**MATERIAL SHOWN**.

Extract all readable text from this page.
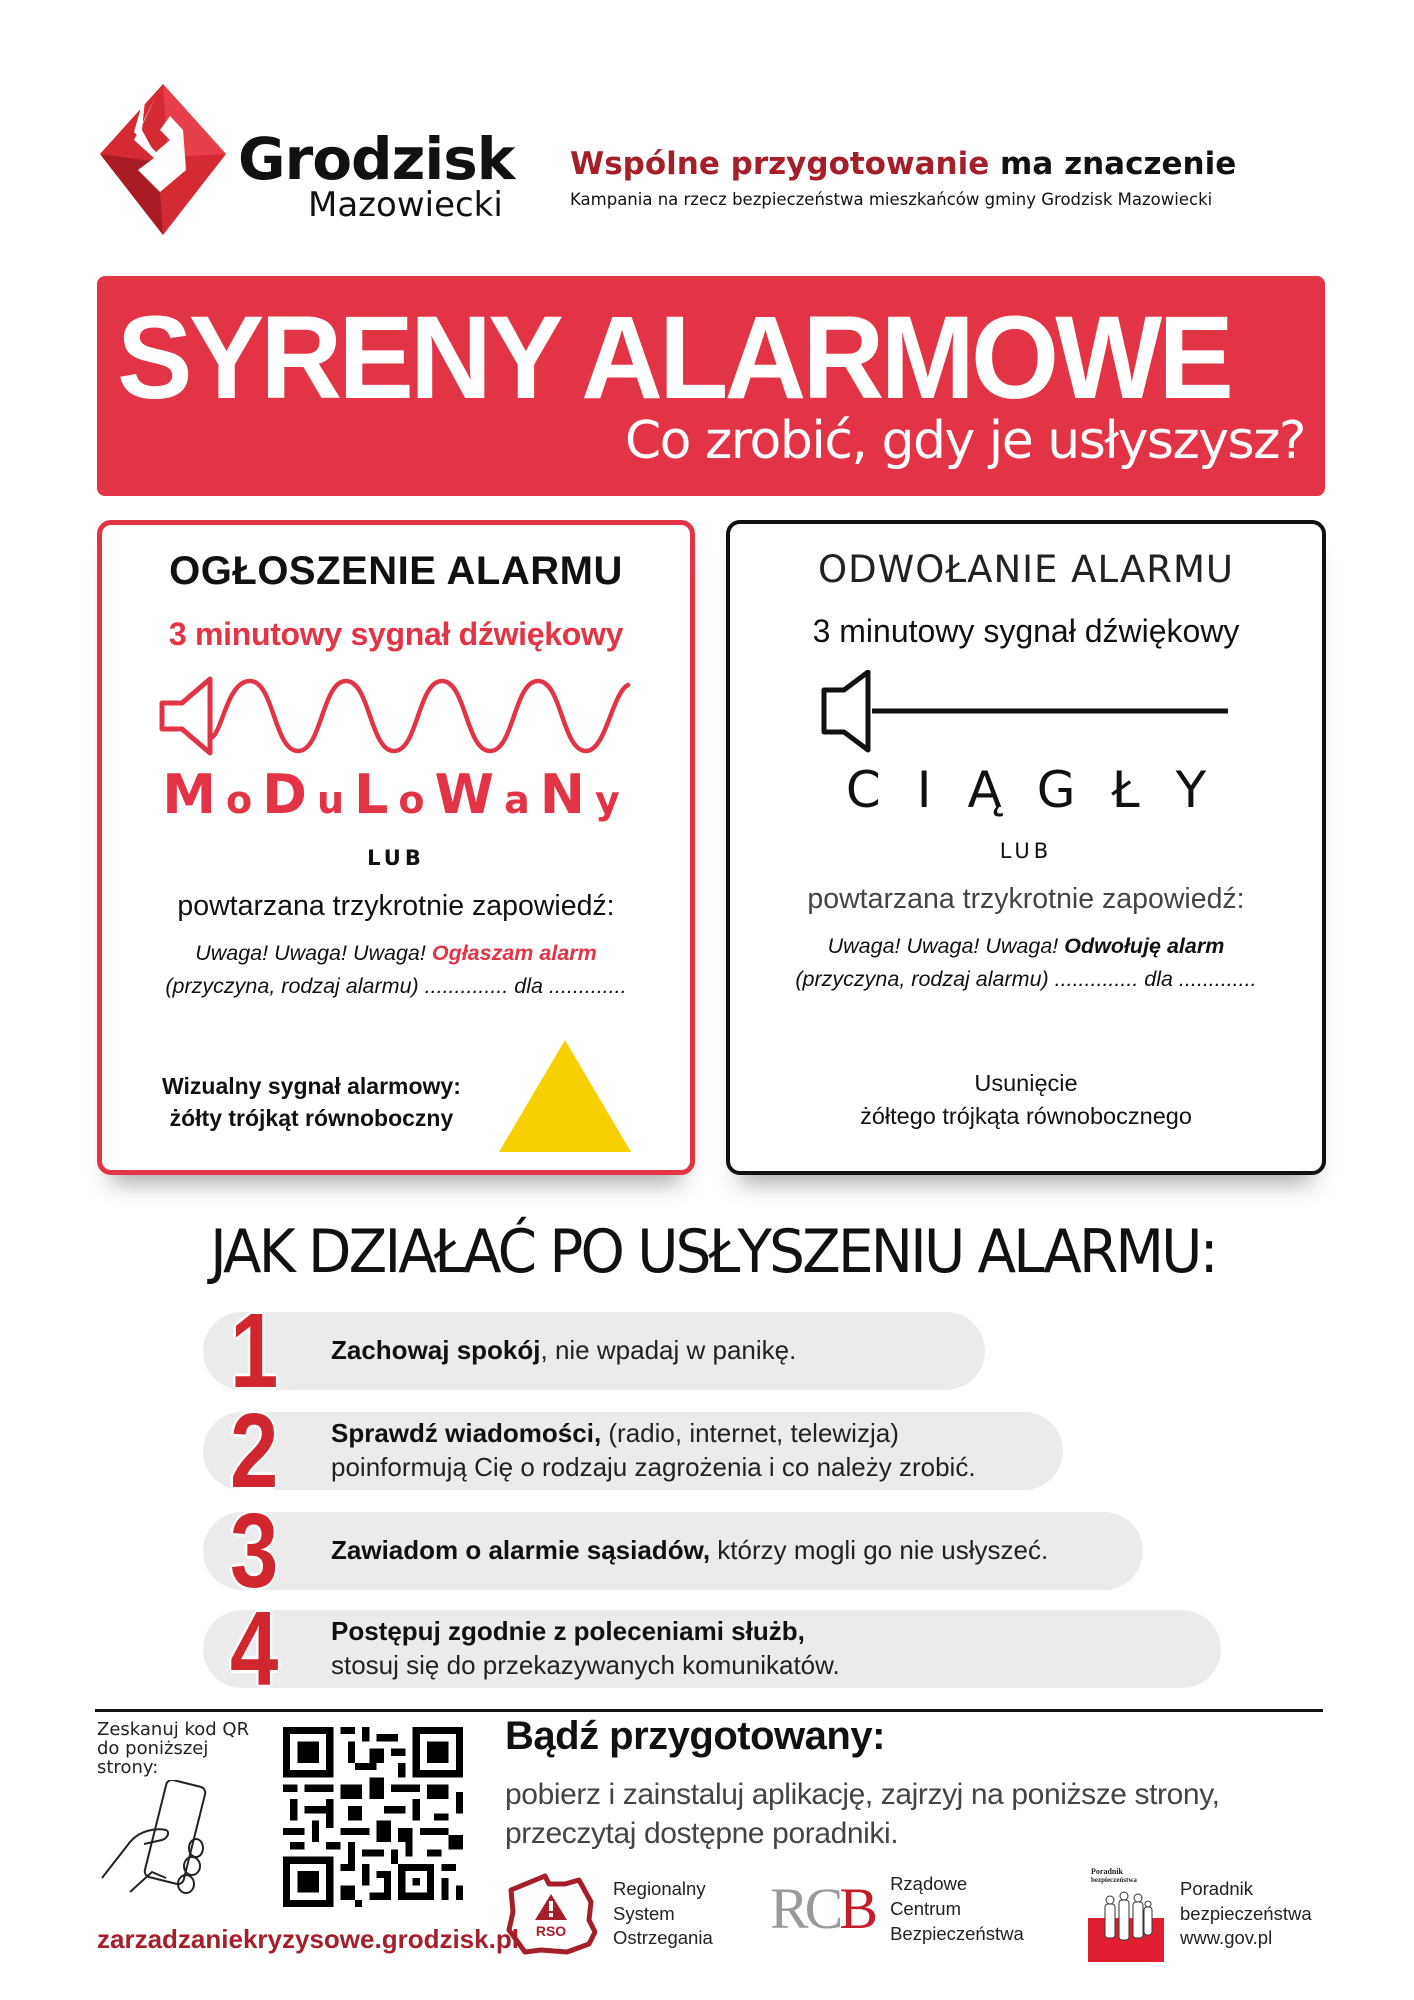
Grodzisk
Mazowiecki
Wspólne przygotowanie ma znaczenie
Kampania na rzecz bezpieczeństwa mieszkańców gminy Grodzisk Mazowiecki
SYRENY ALARMOWE
Co zrobić, gdy je usłyszysz?
OGŁOSZENIE ALARMU
3 minutowy sygnał dźwiękowy
MoDuLoWaNy
LUB
powtarzana trzykrotnie zapowiedź:
Uwaga! Uwaga! Uwaga! Ogłaszam alarm
(przyczyna, rodzaj alarmu) .............. dla .............
Wizualny sygnał alarmowy:
żółty trójkąt równoboczny
ODWOŁANIE ALARMU
3 minutowy sygnał dźwiękowy
CIĄGŁY
LUB
powtarzana trzykrotnie zapowiedź:
Uwaga! Uwaga! Uwaga! Odwołuję alarm
(przyczyna, rodzaj alarmu) .............. dla .............
Usunięcie
żółtego trójkąta równobocznego
JAK DZIAŁAĆ PO USŁYSZENIU ALARMU:
1 Zachowaj spokój, nie wpadaj w panikę.
2 Sprawdź wiadomości, (radio, internet, telewizja)
poinformują Cię o rodzaju zagrożenia i co należy zrobić.
3 Zawiadom o alarmie sąsiadów, którzy mogli go nie usłyszeć.
4 Postępuj zgodnie z poleceniami służb,
stosuj się do przekazywanych komunikatów.
Zeskanuj kod QR
do poniższej
strony:
zarzadzaniekryzysowe.grodzisk.pl
Bądź przygotowany:
pobierz i zainstaluj aplikację, zajrzyj na poniższe strony,
przeczytaj dostępne poradniki.
RSO
Regionalny
System
Ostrzegania RCB Rządowe
Centrum
Bezpieczeństwa
Poradnik
bezpieczeństwa Poradnik
bezpieczeństwa
www.gov.pl
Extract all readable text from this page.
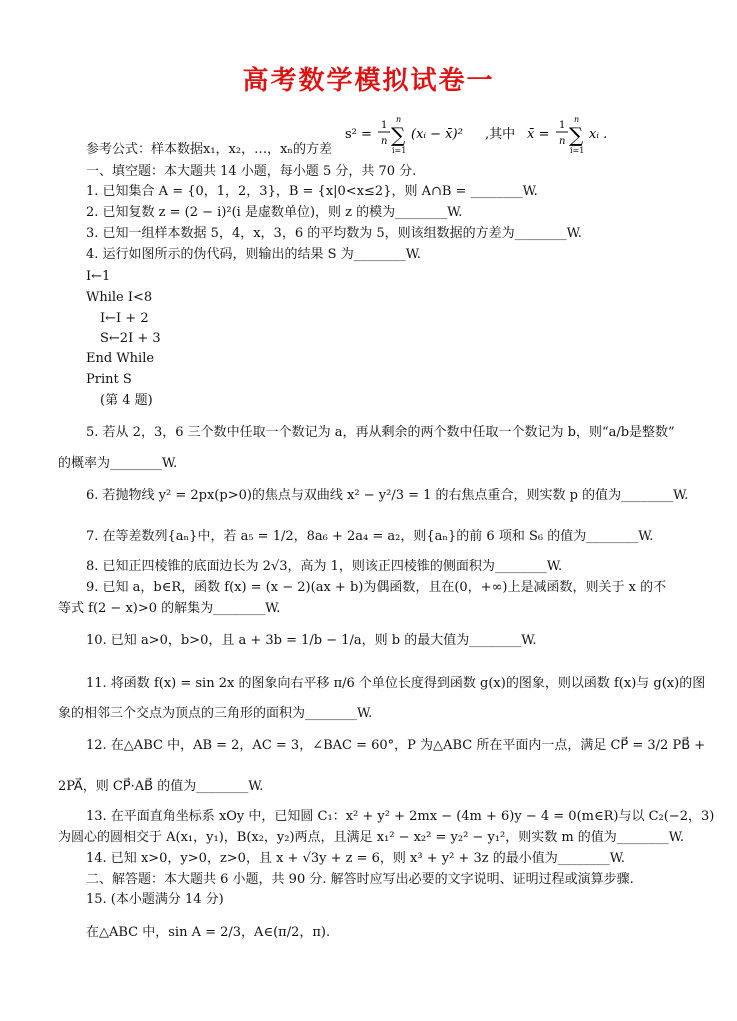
高考数学模拟试卷一
s² =
1
n
n
∑
i=1
(xᵢ − x̄)² ,其中 x̄ =
1
n
n
∑
i=1
xᵢ .
参考公式：样本数据x₁，x₂，…，xₙ的方差
一、填空题：本大题共 14 小题，每小题 5 分，共 70 分.
1. 已知集合 A = {0，1，2，3}，B = {x|0<x≤2}，则 A∩B = ________W.
2. 已知复数 z = (2 − i)²(i 是虚数单位)，则 z 的模为________W.
3. 已知一组样本数据 5，4，x，3，6 的平均数为 5，则该组数据的方差为________W.
4. 运行如图所示的伪代码，则输出的结果 S 为________W.
I←1
While I<8
I←I + 2
S←2I + 3
End While
Print S
(第 4 题)
5. 若从 2，3，6 三个数中任取一个数记为 a，再从剩余的两个数中任取一个数记为 b，则“a/b是整数”
的概率为________W.
6. 若抛物线 y² = 2px(p>0)的焦点与双曲线 x² − y²/3 = 1 的右焦点重合，则实数 p 的值为________W.
7. 在等差数列{aₙ}中，若 a₅ = 1/2，8a₆ + 2a₄ = a₂，则{aₙ}的前 6 项和 S₆ 的值为________W.
8. 已知正四棱锥的底面边长为 2√3，高为 1，则该正四棱锥的侧面积为________W.
9. 已知 a，b∈R，函数 f(x) = (x − 2)(ax + b)为偶函数，且在(0，+∞)上是减函数，则关于 x 的不
等式 f(2 − x)>0 的解集为________W.
10. 已知 a>0，b>0，且 a + 3b = 1/b − 1/a，则 b 的最大值为________W.
11. 将函数 f(x) = sin 2x 的图象向右平移 π/6 个单位长度得到函数 g(x)的图象，则以函数 f(x)与 g(x)的图
象的相邻三个交点为顶点的三角形的面积为________W.
12. 在△ABC 中，AB = 2，AC = 3，∠BAC = 60°，P 为△ABC 所在平面内一点，满足 CP⃗ = 3/2 PB⃗ +
2PA⃗，则 CP⃗·AB⃗ 的值为________W.
13. 在平面直角坐标系 xOy 中，已知圆 C₁：x² + y² + 2mx − (4m + 6)y − 4 = 0(m∈R)与以 C₂(−2，3)
为圆心的圆相交于 A(x₁，y₁)，B(x₂，y₂)两点，且满足 x₁² − x₂² = y₂² − y₁²，则实数 m 的值为________W.
14. 已知 x>0，y>0，z>0，且 x + √3y + z = 6，则 x³ + y² + 3z 的最小值为________W.
二、解答题：本大题共 6 小题，共 90 分. 解答时应写出必要的文字说明、证明过程或演算步骤.
15. (本小题满分 14 分)
在△ABC 中，sin A = 2/3，A∈(π/2，π).
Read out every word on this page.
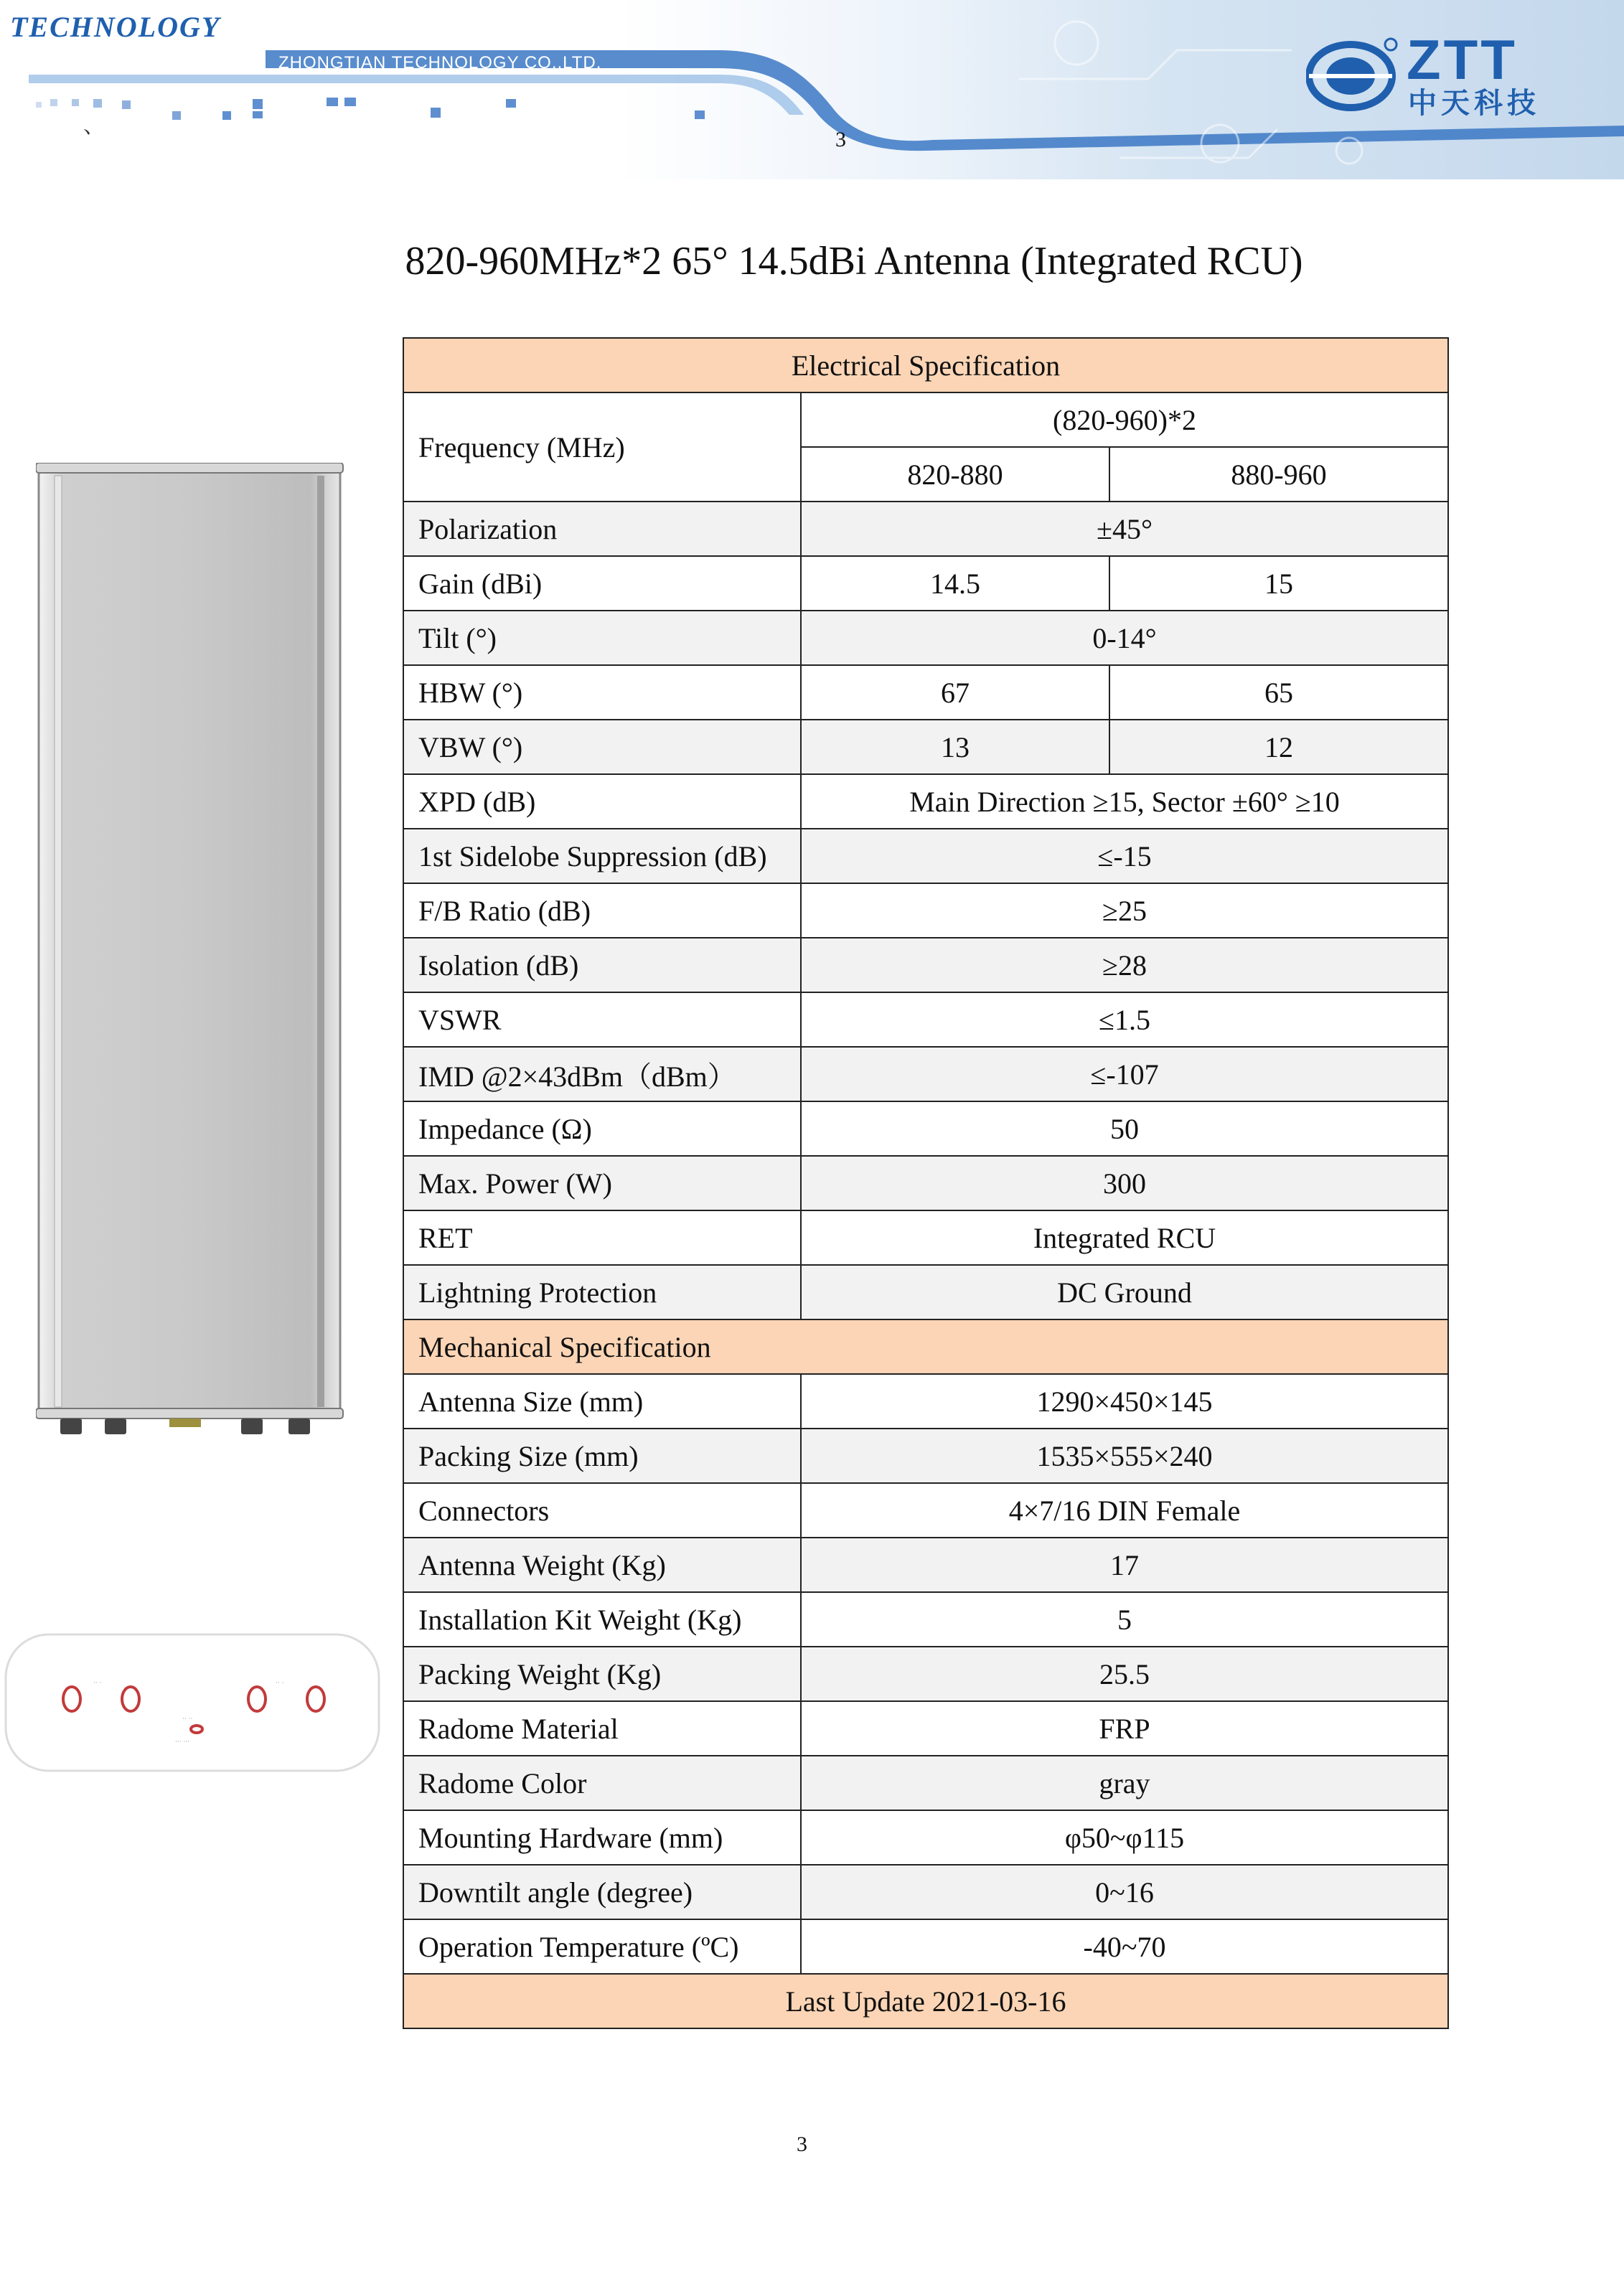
TECHNOLOGY
ZHONGTIAN TECHNOLOGY CO.,LTD.	ZTT
中天科技
、
3
820-960MHz*2 65° 14.5dBi Antenna (Integrated RCU)
·· ·	·· ·
·· ··
··· ···
Electrical Specification		
Frequency (MHz)	(820-960)*2	
	820-880	880-960
Polarization	±45°	
Gain (dBi)	14.5	15
Tilt (°)	0-14°	
HBW (°)	67	65
VBW (°)	13	12
XPD (dB)	Main Direction ≥15, Sector ±60° ≥10	
1st Sidelobe Suppression (dB)	≤-15	
F/B Ratio (dB)	≥25	
Isolation (dB)	≥28	
VSWR	≤1.5	
IMD @2×43dBm（dBm）	≤-107	
Impedance (Ω)	50	
Max. Power (W)	300	
RET	Integrated RCU	
Lightning Protection	DC Ground	
Mechanical Specification		
Antenna Size (mm)	1290×450×145	
Packing Size (mm)	1535×555×240	
Connectors	4×7/16 DIN Female	
Antenna Weight (Kg)	17	
Installation Kit Weight (Kg)	5	
Packing Weight (Kg)	25.5	
Radome Material	FRP	
Radome Color	gray	
Mounting Hardware (mm)	φ50~φ115	
Downtilt angle (degree)	0~16	
Operation Temperature (ºC)	-40~70	
Last Update 2021-03-16		
3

**STATED GOAL**.
The pictures stay out; repeat exactly the lines from the one with "Read out every word on this page." to the end of the entries above, and nothing else.

**SOLUTION**.
Read out every word on this page.
TECHNOLOGY
ZHONGTIAN TECHNOLOGY CO.,LTD.	ZTT
中天科技
、
3
820-960MHz*2 65° 14.5dBi Antenna (Integrated RCU)
·· ·	·· ·
·· ··
··· ···
Electrical Specification		
Frequency (MHz)	(820-960)*2	
	820-880	880-960
Polarization	±45°	
Gain (dBi)	14.5	15
Tilt (°)	0-14°	
HBW (°)	67	65
VBW (°)	13	12
XPD (dB)	Main Direction ≥15, Sector ±60° ≥10	
1st Sidelobe Suppression (dB)	≤-15	
F/B Ratio (dB)	≥25	
Isolation (dB)	≥28	
VSWR	≤1.5	
IMD @2×43dBm（dBm）	≤-107	
Impedance (Ω)	50	
Max. Power (W)	300	
RET	Integrated RCU	
Lightning Protection	DC Ground	
Mechanical Specification		
Antenna Size (mm)	1290×450×145	
Packing Size (mm)	1535×555×240	
Connectors	4×7/16 DIN Female	
Antenna Weight (Kg)	17	
Installation Kit Weight (Kg)	5	
Packing Weight (Kg)	25.5	
Radome Material	FRP	
Radome Color	gray	
Mounting Hardware (mm)	φ50~φ115	
Downtilt angle (degree)	0~16	
Operation Temperature (ºC)	-40~70	
Last Update 2021-03-16		
3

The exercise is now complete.